**Text to read:**
┄┄┄┄┄┄┄┄┄┄┄┄┄┄┄┄┄┄┄┄
So the morals is: do not use reiserfs for data you do not want to lose. If you do not mind reinstalling the system after a crash, you can use it for storing the programs (root filesystem, /usr and things like that), because it is slightly faster than ext3 under some circumstances.

If you want something "cooler" than ext3 for home use, try JFS. I have been using it for more than half a year on a laptop which suffers frequent power loss due to depleted battery and I have never had problems with it.

----------

## pteppic

Interesting to know, ironically enough, one of the reasons I started using reiser was how quickly it recovered after a non clean shutdown, as back in my linux infancy hardlocking the system was a pretty regular occurrence, and the 'ext2 for /boot reiser for /*' is just the way I do things out of habit.

Now the box in question is outside the influence of the UPS and the 'quick, turn off' scripts (wondered for ages why only one shut down on a real power down, of course, you have to put the network switch on the UPS too  :Embarassed:  ) I'll rethink the partitioning scheme for the replacement drive(s).

----------

## selig

Well reiserfs now has a mount option data=journal which makes it somewhat safer. If you want to use it (because of its speed), be sure to put data=journal into your mount command or /etc/fstab. If it is an older computer (pre-amd64 and the like), I would definitely recommend jfs for it. ReiserFS and XFS are quite CPU-intensive, which is good on new hardware but bad on older.

Oh, one more thing - do not use ReiserFS on big partitions. The mount times of big partitions are considerable (means do not use it for partitions larger than 100-150GB). And ReiserFS' performance tends to degrade very quickly over time, it suffers from fragmentation a lot sooner than one would expect. Mr. Reiser provides his customers with a tool that does automatic background defragmentation on the FS, but it costs $$. Manual defragmentation is tedious, but unavoidable, because for a filesystem that has a lot of writes to it, you've got a few months of lifetime at best until it becomes actually slower than ext3.
┄┄┄┄┄┄┄┄┄┄┄┄┄┄┄┄┄┄┄┄
**Excerpted data:**
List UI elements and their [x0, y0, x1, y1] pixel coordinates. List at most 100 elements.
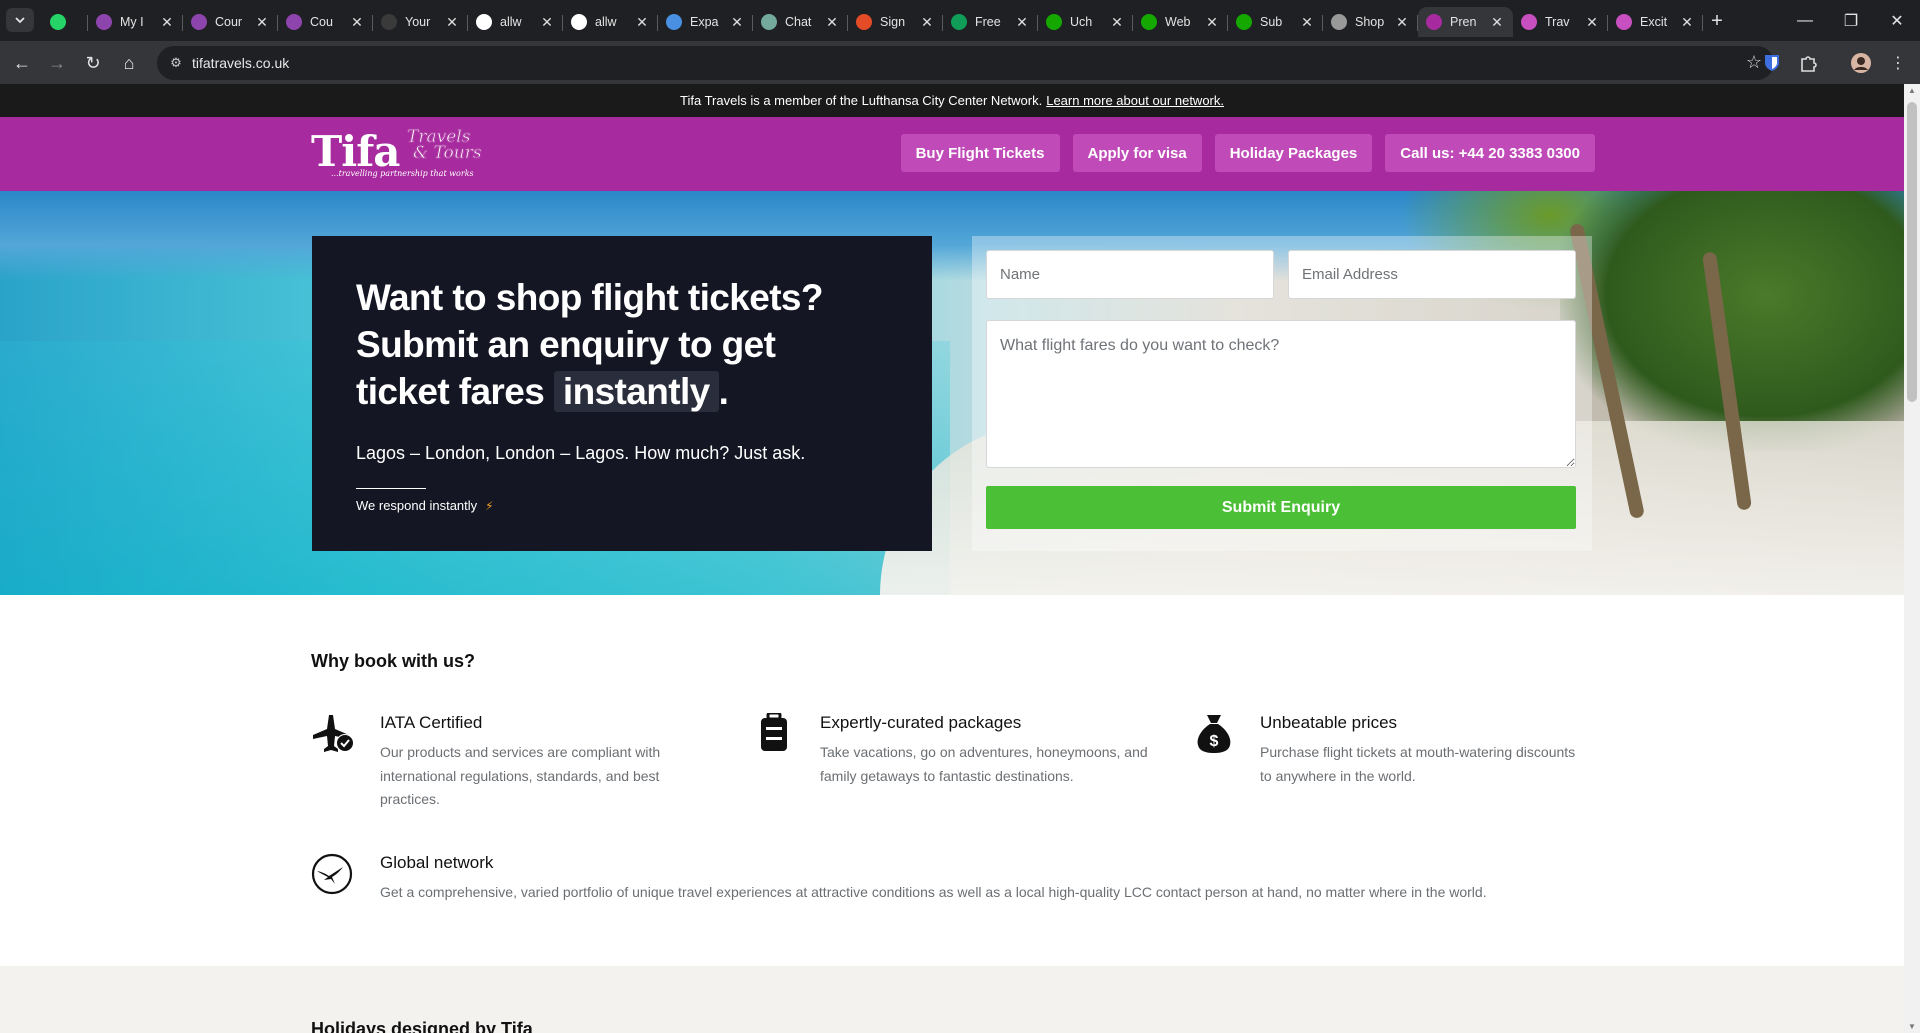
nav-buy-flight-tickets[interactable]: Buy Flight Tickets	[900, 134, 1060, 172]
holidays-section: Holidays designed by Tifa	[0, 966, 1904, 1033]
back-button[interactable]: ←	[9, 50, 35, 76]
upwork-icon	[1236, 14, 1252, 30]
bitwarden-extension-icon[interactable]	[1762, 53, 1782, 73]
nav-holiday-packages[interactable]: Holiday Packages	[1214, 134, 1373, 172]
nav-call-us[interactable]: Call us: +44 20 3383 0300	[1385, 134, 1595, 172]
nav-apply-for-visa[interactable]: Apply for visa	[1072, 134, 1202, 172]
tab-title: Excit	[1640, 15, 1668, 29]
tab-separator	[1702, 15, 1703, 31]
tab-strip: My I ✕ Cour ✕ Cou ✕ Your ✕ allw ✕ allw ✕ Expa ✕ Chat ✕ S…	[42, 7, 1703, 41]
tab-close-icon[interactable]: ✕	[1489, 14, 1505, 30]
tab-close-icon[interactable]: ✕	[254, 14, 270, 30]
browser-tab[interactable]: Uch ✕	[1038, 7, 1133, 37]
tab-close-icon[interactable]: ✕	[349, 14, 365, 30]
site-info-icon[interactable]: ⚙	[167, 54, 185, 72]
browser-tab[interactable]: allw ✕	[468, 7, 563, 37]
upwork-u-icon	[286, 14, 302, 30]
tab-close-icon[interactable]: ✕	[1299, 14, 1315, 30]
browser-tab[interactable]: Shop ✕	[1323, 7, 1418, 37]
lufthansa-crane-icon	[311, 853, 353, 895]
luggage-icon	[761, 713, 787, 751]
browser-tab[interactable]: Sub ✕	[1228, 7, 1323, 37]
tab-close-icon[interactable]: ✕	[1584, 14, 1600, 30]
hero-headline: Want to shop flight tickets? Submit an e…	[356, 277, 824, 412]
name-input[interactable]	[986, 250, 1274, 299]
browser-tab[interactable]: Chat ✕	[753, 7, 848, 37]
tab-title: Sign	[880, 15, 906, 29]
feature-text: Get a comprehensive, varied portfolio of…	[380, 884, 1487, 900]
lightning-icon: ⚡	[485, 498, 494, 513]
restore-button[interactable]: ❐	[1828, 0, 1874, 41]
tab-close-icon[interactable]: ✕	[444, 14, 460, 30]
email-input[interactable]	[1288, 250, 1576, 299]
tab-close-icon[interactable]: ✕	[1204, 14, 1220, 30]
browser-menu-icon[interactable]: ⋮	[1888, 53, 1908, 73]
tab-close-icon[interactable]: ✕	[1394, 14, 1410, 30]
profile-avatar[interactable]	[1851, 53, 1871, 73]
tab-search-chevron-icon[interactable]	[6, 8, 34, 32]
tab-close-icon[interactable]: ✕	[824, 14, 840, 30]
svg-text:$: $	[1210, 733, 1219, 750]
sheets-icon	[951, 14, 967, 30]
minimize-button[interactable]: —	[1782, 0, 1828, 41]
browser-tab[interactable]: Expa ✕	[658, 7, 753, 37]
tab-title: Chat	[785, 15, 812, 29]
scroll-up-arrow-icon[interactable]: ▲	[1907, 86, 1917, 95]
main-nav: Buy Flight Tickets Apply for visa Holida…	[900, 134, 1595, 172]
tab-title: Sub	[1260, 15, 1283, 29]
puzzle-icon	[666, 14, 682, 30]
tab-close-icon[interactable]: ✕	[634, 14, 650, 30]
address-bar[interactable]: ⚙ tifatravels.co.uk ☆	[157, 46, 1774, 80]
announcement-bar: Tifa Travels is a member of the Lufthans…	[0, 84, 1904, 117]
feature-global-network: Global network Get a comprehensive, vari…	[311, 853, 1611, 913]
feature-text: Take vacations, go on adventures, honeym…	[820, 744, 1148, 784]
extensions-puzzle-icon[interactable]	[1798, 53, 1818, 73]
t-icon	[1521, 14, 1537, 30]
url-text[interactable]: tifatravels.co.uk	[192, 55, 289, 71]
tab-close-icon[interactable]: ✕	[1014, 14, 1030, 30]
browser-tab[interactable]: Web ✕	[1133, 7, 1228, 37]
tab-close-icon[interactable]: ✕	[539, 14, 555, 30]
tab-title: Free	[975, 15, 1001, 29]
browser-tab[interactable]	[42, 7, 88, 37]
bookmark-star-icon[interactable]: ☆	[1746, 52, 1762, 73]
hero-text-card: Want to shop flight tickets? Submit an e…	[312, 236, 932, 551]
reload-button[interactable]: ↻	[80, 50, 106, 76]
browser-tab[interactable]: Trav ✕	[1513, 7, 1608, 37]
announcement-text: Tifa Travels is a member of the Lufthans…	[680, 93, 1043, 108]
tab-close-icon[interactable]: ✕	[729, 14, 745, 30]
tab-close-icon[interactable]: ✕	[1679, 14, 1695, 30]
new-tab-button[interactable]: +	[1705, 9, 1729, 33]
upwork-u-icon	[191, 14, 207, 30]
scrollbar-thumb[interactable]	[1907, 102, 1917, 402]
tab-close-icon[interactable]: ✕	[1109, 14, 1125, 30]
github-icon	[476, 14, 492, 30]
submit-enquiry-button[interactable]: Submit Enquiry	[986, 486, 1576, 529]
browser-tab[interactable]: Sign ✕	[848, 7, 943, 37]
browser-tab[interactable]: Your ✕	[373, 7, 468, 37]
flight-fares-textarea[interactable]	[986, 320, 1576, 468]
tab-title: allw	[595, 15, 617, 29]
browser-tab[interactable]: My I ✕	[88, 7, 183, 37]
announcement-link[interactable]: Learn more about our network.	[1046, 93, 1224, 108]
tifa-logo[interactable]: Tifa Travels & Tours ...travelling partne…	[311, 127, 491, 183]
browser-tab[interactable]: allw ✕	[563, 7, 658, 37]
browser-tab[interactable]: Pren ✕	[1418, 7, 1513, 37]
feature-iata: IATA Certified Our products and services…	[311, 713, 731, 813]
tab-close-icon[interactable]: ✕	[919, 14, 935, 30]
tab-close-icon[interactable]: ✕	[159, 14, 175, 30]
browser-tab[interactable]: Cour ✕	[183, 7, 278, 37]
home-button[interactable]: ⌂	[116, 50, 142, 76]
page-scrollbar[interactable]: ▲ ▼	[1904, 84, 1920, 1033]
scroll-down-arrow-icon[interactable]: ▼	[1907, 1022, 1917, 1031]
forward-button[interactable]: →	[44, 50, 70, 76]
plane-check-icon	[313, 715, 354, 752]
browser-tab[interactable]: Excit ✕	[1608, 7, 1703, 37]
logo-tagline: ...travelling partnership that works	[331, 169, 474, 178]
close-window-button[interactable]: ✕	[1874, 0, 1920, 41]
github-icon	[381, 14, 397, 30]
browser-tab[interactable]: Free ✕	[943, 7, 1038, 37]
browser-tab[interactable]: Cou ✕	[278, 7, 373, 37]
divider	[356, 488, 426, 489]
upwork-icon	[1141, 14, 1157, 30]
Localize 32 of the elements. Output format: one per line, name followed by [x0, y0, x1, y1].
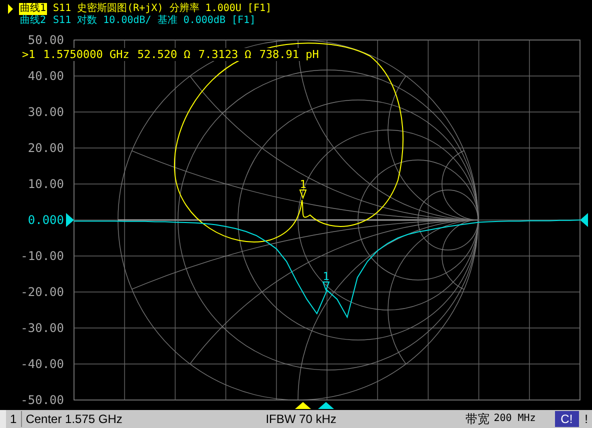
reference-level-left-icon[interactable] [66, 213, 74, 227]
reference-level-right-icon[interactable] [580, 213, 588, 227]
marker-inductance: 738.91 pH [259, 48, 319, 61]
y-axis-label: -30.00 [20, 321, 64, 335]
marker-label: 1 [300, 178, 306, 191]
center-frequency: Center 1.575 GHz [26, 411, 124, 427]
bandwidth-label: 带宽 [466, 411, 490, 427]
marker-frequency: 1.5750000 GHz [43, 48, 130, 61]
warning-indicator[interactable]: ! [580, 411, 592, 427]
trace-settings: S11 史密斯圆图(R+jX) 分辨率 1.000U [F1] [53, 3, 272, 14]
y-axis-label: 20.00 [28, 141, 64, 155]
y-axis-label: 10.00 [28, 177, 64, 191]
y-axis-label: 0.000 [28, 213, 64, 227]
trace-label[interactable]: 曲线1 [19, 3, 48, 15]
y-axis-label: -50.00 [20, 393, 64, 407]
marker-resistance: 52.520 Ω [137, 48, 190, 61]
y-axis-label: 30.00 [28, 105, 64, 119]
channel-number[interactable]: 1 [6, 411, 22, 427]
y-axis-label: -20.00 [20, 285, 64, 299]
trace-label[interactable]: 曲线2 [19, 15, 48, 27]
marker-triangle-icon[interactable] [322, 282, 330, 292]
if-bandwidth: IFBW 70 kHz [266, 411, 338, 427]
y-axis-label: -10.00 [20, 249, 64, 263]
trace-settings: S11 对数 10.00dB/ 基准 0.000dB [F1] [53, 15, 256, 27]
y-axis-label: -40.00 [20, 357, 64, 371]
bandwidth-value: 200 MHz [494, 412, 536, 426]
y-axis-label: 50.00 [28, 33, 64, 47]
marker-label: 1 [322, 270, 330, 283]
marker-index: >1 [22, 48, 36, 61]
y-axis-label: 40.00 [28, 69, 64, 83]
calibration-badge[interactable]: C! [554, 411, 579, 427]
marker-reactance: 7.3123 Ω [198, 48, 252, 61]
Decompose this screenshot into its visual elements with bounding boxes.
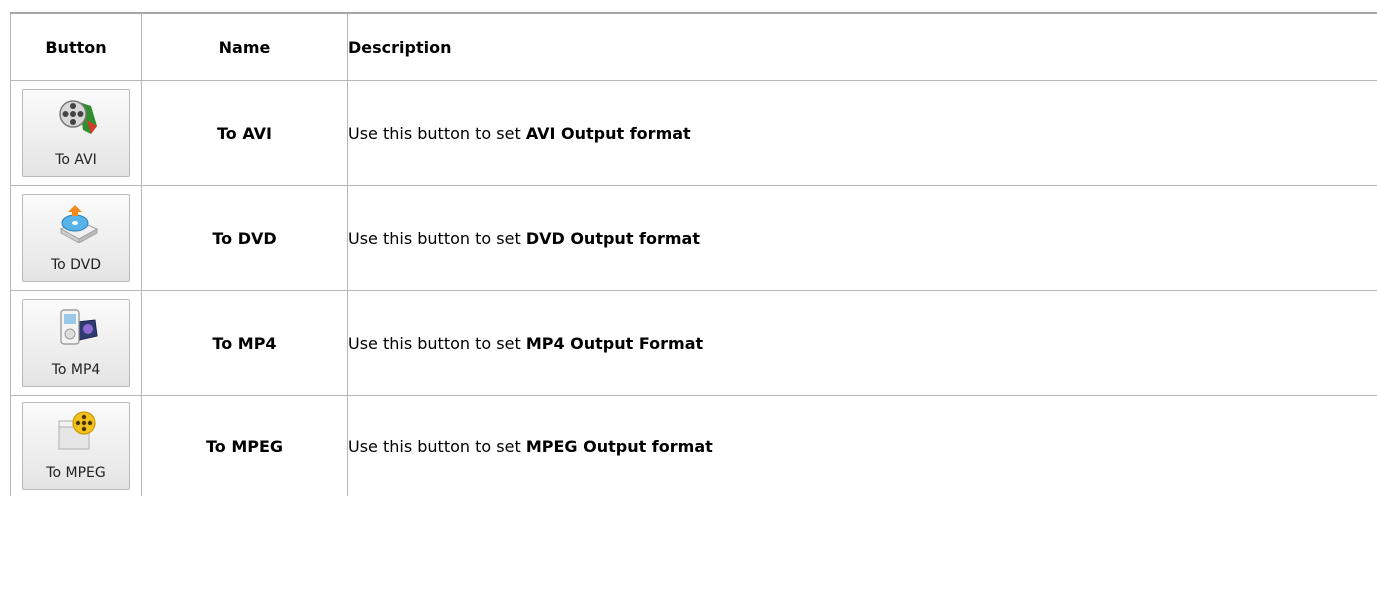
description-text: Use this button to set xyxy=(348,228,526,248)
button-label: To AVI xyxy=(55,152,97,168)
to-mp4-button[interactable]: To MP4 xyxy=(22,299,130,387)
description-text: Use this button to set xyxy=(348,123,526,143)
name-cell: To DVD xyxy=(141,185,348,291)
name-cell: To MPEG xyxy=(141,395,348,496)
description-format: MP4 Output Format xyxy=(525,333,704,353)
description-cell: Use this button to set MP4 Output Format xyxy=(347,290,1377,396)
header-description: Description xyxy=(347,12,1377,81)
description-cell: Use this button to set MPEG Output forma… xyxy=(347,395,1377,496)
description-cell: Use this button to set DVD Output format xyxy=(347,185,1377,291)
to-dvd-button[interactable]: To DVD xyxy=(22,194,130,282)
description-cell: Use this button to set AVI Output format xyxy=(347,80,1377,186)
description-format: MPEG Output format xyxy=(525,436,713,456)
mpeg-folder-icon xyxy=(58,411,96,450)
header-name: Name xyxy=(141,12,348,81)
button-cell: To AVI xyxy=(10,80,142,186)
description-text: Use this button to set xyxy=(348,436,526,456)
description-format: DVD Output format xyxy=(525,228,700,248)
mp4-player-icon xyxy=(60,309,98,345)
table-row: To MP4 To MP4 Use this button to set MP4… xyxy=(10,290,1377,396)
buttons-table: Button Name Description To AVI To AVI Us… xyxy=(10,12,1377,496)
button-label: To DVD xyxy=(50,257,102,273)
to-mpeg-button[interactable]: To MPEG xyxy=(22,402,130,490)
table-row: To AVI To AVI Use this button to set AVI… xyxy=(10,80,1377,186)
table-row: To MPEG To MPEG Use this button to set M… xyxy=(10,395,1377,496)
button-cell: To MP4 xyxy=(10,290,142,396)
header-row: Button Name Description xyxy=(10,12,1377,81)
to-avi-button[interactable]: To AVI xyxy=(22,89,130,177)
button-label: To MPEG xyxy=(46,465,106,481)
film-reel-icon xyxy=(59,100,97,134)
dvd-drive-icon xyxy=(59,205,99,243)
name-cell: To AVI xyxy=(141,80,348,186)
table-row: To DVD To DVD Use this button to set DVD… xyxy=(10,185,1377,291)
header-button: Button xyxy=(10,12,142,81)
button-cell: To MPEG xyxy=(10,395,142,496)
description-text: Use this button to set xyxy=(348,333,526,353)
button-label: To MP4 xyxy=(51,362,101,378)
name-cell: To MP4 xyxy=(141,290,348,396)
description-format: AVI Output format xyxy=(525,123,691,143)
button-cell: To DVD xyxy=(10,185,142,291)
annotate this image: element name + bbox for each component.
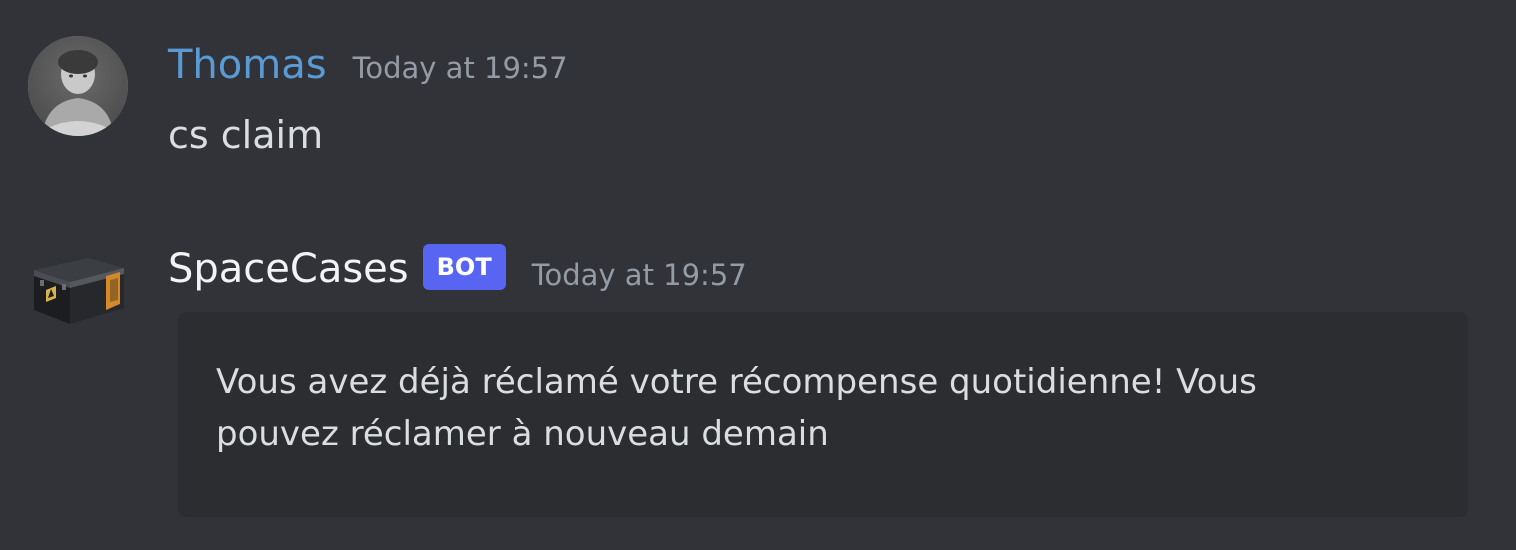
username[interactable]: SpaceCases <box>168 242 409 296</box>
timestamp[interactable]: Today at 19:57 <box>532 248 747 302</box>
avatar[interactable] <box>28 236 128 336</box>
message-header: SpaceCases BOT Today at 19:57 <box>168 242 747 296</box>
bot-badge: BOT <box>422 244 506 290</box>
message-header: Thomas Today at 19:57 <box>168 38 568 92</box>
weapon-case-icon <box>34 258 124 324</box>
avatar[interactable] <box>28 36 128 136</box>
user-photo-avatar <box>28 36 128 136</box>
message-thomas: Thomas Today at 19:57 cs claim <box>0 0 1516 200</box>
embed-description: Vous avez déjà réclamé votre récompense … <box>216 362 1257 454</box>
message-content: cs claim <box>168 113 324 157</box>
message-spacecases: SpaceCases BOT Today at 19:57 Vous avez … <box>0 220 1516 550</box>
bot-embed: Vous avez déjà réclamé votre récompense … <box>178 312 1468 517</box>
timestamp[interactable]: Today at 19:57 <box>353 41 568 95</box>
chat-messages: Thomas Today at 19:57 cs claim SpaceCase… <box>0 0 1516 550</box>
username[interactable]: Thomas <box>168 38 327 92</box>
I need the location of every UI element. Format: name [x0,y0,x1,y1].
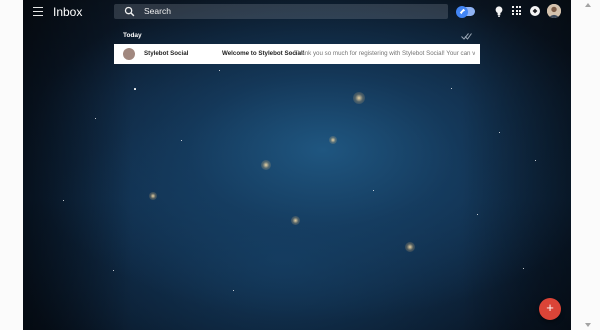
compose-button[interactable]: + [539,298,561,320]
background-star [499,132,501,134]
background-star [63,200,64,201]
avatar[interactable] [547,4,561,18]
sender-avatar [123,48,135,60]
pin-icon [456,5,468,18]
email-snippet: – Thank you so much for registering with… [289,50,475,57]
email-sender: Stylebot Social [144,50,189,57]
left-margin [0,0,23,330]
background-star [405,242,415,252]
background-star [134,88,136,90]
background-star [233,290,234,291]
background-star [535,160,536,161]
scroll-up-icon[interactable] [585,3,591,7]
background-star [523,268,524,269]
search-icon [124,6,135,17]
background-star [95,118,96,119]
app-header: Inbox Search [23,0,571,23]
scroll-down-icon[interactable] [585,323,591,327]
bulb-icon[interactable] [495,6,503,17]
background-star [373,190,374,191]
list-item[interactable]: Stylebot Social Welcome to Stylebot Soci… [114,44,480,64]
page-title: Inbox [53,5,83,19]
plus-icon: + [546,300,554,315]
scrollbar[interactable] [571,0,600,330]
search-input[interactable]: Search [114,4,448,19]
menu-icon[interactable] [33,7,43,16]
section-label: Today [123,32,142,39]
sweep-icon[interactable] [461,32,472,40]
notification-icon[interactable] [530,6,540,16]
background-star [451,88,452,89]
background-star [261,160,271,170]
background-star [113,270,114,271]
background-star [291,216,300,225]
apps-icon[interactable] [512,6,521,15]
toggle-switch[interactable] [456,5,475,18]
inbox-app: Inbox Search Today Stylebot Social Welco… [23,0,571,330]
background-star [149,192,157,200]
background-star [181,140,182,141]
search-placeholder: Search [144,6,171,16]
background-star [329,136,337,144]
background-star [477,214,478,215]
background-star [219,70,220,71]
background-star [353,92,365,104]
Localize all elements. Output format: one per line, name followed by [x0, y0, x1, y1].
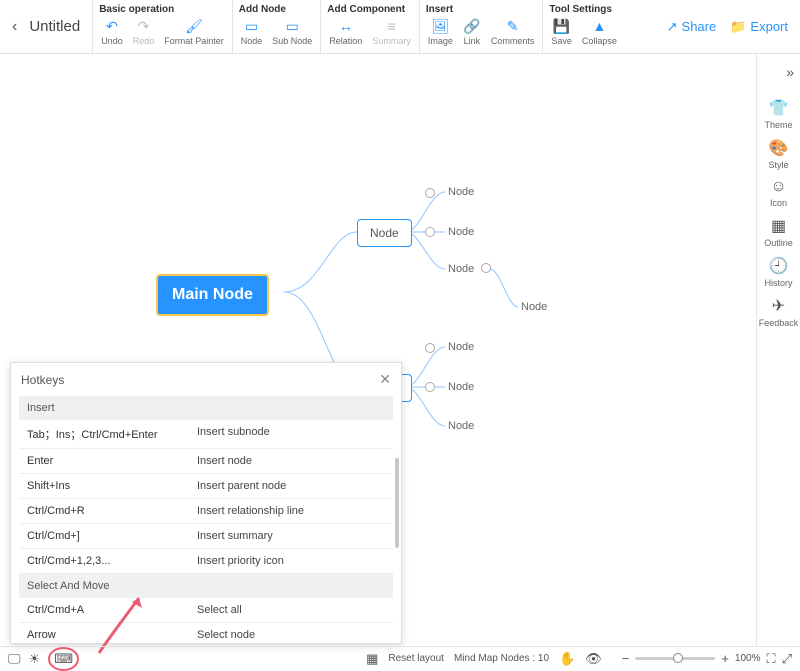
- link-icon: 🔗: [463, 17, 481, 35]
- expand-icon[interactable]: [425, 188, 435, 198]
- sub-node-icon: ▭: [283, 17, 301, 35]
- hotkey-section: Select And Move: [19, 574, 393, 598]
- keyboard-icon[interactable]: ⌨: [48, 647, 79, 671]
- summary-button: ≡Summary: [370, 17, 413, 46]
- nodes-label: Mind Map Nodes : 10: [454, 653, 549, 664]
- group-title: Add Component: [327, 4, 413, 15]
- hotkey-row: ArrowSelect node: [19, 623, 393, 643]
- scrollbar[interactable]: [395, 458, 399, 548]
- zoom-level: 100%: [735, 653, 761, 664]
┄┄┄┄┄┄┄┄┄┄┄┄┄┄┄┄┄┄┄┄
**Exercise goal:**
Can you output the part of the filesystem thread between "Interesting to know, ironically" and "out of habit.", inclusive, word for word?

**Response for this exercise:**
Interesting to know, ironically enough, one of the reasons I started using reiser was how quickly it recovered after a non clean shutdown, as back in my linux infancy hardlocking the system was a pretty regular occurrence, and the 'ext2 for /boot reiser for /*' is just the way I do things out of habit.